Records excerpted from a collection
[Start]

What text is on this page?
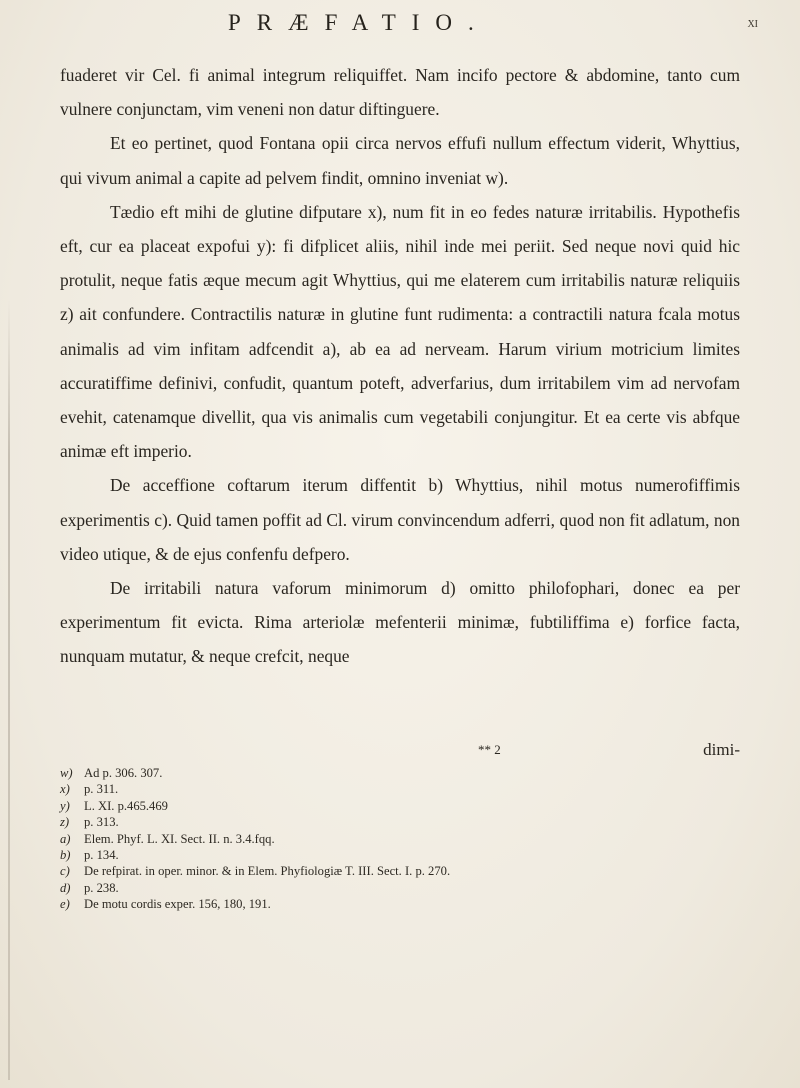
PRÆFATIO.	xi

fuaderet vir Cel. fi animal integrum reliquiffet. Nam incifo pectore & abdomine, tanto cum vulnere conjunctam, vim veneni non datur diftinguere.

Et eo pertinet, quod Fontana opii circa nervos effufi nullum effectum viderit, Whyttius, qui vivum animal a capite ad pelvem findit, omnino inveniat w).

Tædio eft mihi de glutine difputare x), num fit in eo fedes naturæ irritabilis. Hypothefis eft, cur ea placeat expofui y): fi difplicet aliis, nihil inde mei periit. Sed neque novi quid hic protulit, neque fatis æque mecum agit Whyttius, qui me elaterem cum irritabilis naturæ reliquiis z) ait confundere. Contractilis naturæ in glutine funt rudimenta: a contractili natura fcala motus animalis ad vim infitam adfcendit a), ab ea ad nerveam. Harum virium motricium limites accuratiffime definivi, confudit, quantum poteft, adverfarius, dum irritabilem vim ad nervofam evehit, catenamque divellit, qua vis animalis cum vegetabili conjungitur. Et ea certe vis abfque animæ eft imperio.

De acceffione coftarum iterum diffentit b) Whyttius, nihil motus numerofiffimis experimentis c). Quid tamen poffit ad Cl. virum convincendum adferri, quod non fit adlatum, non video utique, & de ejus confenfu defpero.

De irritabili natura vaforum minimorum d) omitto philofophari, donec ea per experimentum fit evicta. Rima arteriolæ mefenterii minimæ, fubtiliffima e) forfice facta, nunquam mutatur, & neque crefcit, neque

** 2	dimi-
w) Ad p. 306. 307.
x)	p. 311.
y)	L. XI. p.465.469
z)	p. 313.
a)	Elem. Phyf. L. XI. Sect. II. n. 3.4.fqq.
b)	p. 134.
c)	De refpirat. in oper. minor. & in Elem. Phyfiologiæ T. III. Sect. I. p. 270.
d)	p. 238.
e)	De motu cordis exper. 156, 180, 191.
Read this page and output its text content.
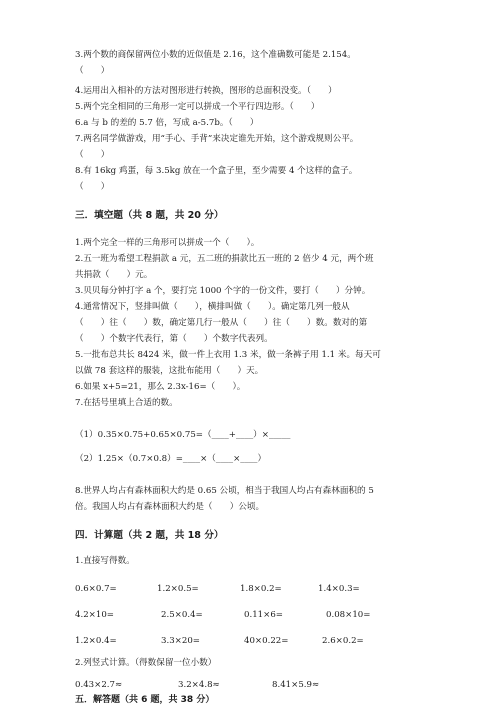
3.两个数的商保留两位小数的近似值是 2.16，这个准确数可能是 2.154。
（　　）
4.运用出入相补的方法对图形进行转换，图形的总面积没变。（　　）
5.两个完全相同的三角形一定可以拼成一个平行四边形。（　　）
6.a 与 b 的差的 5.7 倍，写成 a-5.7b。（　　）
7.两名同学做游戏，用“手心、手背”来决定谁先开始，这个游戏规则公平。
（　　）
8.有 16kg 鸡蛋，每 3.5kg 放在一个盒子里，至少需要 4 个这样的盒子。
（　　）
三．填空题（共 8 题，共 20 分）
1.两个完全一样的三角形可以拼成一个（　　）。
2.五一班为希望工程捐款 a 元，五二班的捐款比五一班的 2 倍少 4 元，两个班
共捐款（　　）元。
3.贝贝每分钟打字 a 个，要打完 1000 个字的一份文件，要打（　　）分钟。
4.通常情况下，竖排叫做（　　），横排叫做（　　）。确定第几列一般从
（　　）往（　　）数，确定第几行一般从（　　）往（　　）数。数对的第
（　　）个数字代表行，第（　　）个数字代表列。
5.一批布总共长 8424 米，做一件上衣用 1.3 米，做一条裤子用 1.1 米。每天可
以做 78 套这样的服装，这批布能用（　　）天。
6.如果 x+5=21，那么 2.3x-16=（　　）。
7.在括号里填上合适的数。
（1）0.35×0.75+0.65×0.75=（____+____）×_____
（2）1.25×（0.7×0.8）=____×（____×____）
8.世界人均占有森林面积大约是 0.65 公顷，相当于我国人均占有森林面积的 5
倍。我国人均占有森林面积大约是（　　）公顷。
四．计算题（共 2 题，共 18 分）
1.直接写得数。
0.6×0.7=	1.2×0.5=	1.8×0.2=	1.4×0.3=
4.2×10=	2.5×0.4=	0.11×6=	0.08×10=
1.2×0.4=	3.3×20=	40×0.22=	2.6×0.2=
2.列竖式计算。（得数保留一位小数）
0.43×2.7≈	3.2×4.8≈	8.41×5.9≈
五．解答题（共 6 题，共 38 分）
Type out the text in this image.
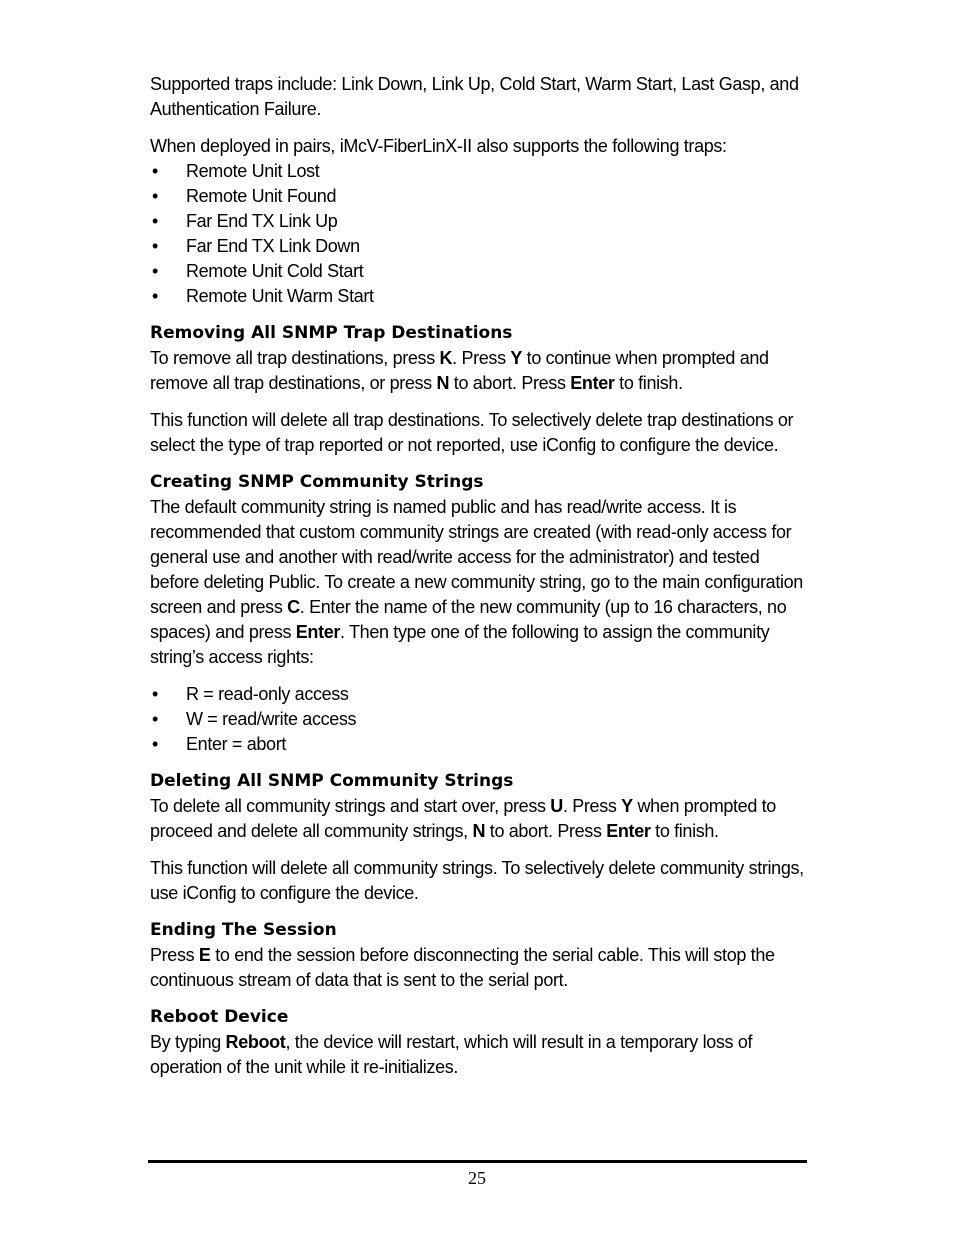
Supported traps include: Link Down, Link Up, Cold Start, Warm Start, Last Gasp, and Authentication Failure.

When deployed in pairs, iMcV-FiberLinX-II also supports the following traps:

• Remote Unit Lost
• Remote Unit Found
• Far End TX Link Up
• Far End TX Link Down
• Remote Unit Cold Start
• Remote Unit Warm Start
Removing All SNMP Trap Destinations

To remove all trap destinations, press K. Press Y to continue when prompted and remove all trap destinations, or press N to abort. Press Enter to finish.

This function will delete all trap destinations. To selectively delete trap destinations or select the type of trap reported or not reported, use iConfig to configure the device.

Creating SNMP Community Strings

The default community string is named public and has read/write access. It is recommended that custom community strings are created (with read-only access for general use and another with read/write access for the administrator) and tested before deleting Public. To create a new community string, go to the main configuration screen and press C. Enter the name of the new community (up to 16 characters, no spaces) and press Enter. Then type one of the following to assign the community string’s access rights:

• R = read-only access
• W = read/write access
• Enter = abort
Deleting All SNMP Community Strings

To delete all community strings and start over, press U. Press Y when prompted to proceed and delete all community strings, N to abort. Press Enter to finish.

This function will delete all community strings. To selectively delete community strings, use iConfig to configure the device.

Ending The Session

Press E to end the session before disconnecting the serial cable. This will stop the continuous stream of data that is sent to the serial port.

Reboot Device

By typing Reboot, the device will restart, which will result in a temporary loss of operation of the unit while it re-initializes.

25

[End]

### Task brief
Skip every picture and transcribe the data above exactly.

### Worked answer
What text is on this page?
PRÆFATIO.	xi

fuaderet vir Cel. fi animal integrum reliquiffet. Nam incifo pectore & abdomine, tanto cum vulnere conjunctam, vim veneni non datur diftinguere.

Et eo pertinet, quod Fontana opii circa nervos effufi nullum effectum viderit, Whyttius, qui vivum animal a capite ad pelvem findit, omnino inveniat w).

Tædio eft mihi de glutine difputare x), num fit in eo fedes naturæ irritabilis. Hypothefis eft, cur ea placeat expofui y): fi difplicet aliis, nihil inde mei periit. Sed neque novi quid hic protulit, neque fatis æque mecum agit Whyttius, qui me elaterem cum irritabilis naturæ reliquiis z) ait confundere. Contractilis naturæ in glutine funt rudimenta: a contractili natura fcala motus animalis ad vim infitam adfcendit a), ab ea ad nerveam. Harum virium motricium limites accuratiffime definivi, confudit, quantum poteft, adverfarius, dum irritabilem vim ad nervofam evehit, catenamque divellit, qua vis animalis cum vegetabili conjungitur. Et ea certe vis abfque animæ eft imperio.

De acceffione coftarum iterum diffentit b) Whyttius, nihil motus numerofiffimis experimentis c). Quid tamen poffit ad Cl. virum convincendum adferri, quod non fit adlatum, non video utique, & de ejus confenfu defpero.

De irritabili natura vaforum minimorum d) omitto philofophari, donec ea per experimentum fit evicta. Rima arteriolæ mefenterii minimæ, fubtiliffima e) forfice facta, nunquam mutatur, & neque crefcit, neque

** 2	dimi-
w) Ad p. 306. 307.
x)	p. 311.
y)	L. XI. p.465.469
z)	p. 313.
a)	Elem. Phyf. L. XI. Sect. II. n. 3.4.fqq.
b)	p. 134.
c)	De refpirat. in oper. minor. & in Elem. Phyfiologiæ T. III. Sect. I. p. 270.
d)	p. 238.
e)	De motu cordis exper. 156, 180, 191.
Read this page and output its text content.
3.两个数的商保留两位小数的近似值是 2.16，这个准确数可能是 2.154。
（　　）
4.运用出入相补的方法对图形进行转换，图形的总面积没变。（　　）
5.两个完全相同的三角形一定可以拼成一个平行四边形。（　　）
6.a 与 b 的差的 5.7 倍，写成 a-5.7b。（　　）
7.两名同学做游戏，用“手心、手背”来决定谁先开始，这个游戏规则公平。
（　　）
8.有 16kg 鸡蛋，每 3.5kg 放在一个盒子里，至少需要 4 个这样的盒子。
（　　）
三．填空题（共 8 题，共 20 分）
1.两个完全一样的三角形可以拼成一个（　　）。
2.五一班为希望工程捐款 a 元，五二班的捐款比五一班的 2 倍少 4 元，两个班
共捐款（　　）元。
3.贝贝每分钟打字 a 个，要打完 1000 个字的一份文件，要打（　　）分钟。
4.通常情况下，竖排叫做（　　），横排叫做（　　）。确定第几列一般从
（　　）往（　　）数，确定第几行一般从（　　）往（　　）数。数对的第
（　　）个数字代表行，第（　　）个数字代表列。
5.一批布总共长 8424 米，做一件上衣用 1.3 米，做一条裤子用 1.1 米。每天可
以做 78 套这样的服装，这批布能用（　　）天。
6.如果 x+5=21，那么 2.3x-16=（　　）。
7.在括号里填上合适的数。
（1）0.35×0.75+0.65×0.75=（____+____）×_____
（2）1.25×（0.7×0.8）=____×（____×____）
8.世界人均占有森林面积大约是 0.65 公顷，相当于我国人均占有森林面积的 5
倍。我国人均占有森林面积大约是（　　）公顷。
四．计算题（共 2 题，共 18 分）
1.直接写得数。
0.6×0.7=	1.2×0.5=	1.8×0.2=	1.4×0.3=
4.2×10=	2.5×0.4=	0.11×6=	0.08×10=
1.2×0.4=	3.3×20=	40×0.22=	2.6×0.2=
2.列竖式计算。（得数保留一位小数）
0.43×2.7≈	3.2×4.8≈	8.41×5.9≈
五．解答题（共 6 题，共 38 分）
Type out the text in this image.
Supported traps include: Link Down, Link Up, Cold Start, Warm Start, Last Gasp, and Authentication Failure.

When deployed in pairs, iMcV-FiberLinX-II also supports the following traps:

• Remote Unit Lost
• Remote Unit Found
• Far End TX Link Up
• Far End TX Link Down
• Remote Unit Cold Start
• Remote Unit Warm Start
Removing All SNMP Trap Destinations

To remove all trap destinations, press K. Press Y to continue when prompted and remove all trap destinations, or press N to abort. Press Enter to finish.

This function will delete all trap destinations. To selectively delete trap destinations or select the type of trap reported or not reported, use iConfig to configure the device.

Creating SNMP Community Strings

The default community string is named public and has read/write access. It is recommended that custom community strings are created (with read-only access for general use and another with read/write access for the administrator) and tested before deleting Public. To create a new community string, go to the main configuration screen and press C. Enter the name of the new community (up to 16 characters, no spaces) and press Enter. Then type one of the following to assign the community string’s access rights:

• R = read-only access
• W = read/write access
• Enter = abort
Deleting All SNMP Community Strings

To delete all community strings and start over, press U. Press Y when prompted to proceed and delete all community strings, N to abort. Press Enter to finish.

This function will delete all community strings. To selectively delete community strings, use iConfig to configure the device.

Ending The Session

Press E to end the session before disconnecting the serial cable. This will stop the continuous stream of data that is sent to the serial port.

Reboot Device

By typing Reboot, the device will restart, which will result in a temporary loss of operation of the unit while it re-initializes.

25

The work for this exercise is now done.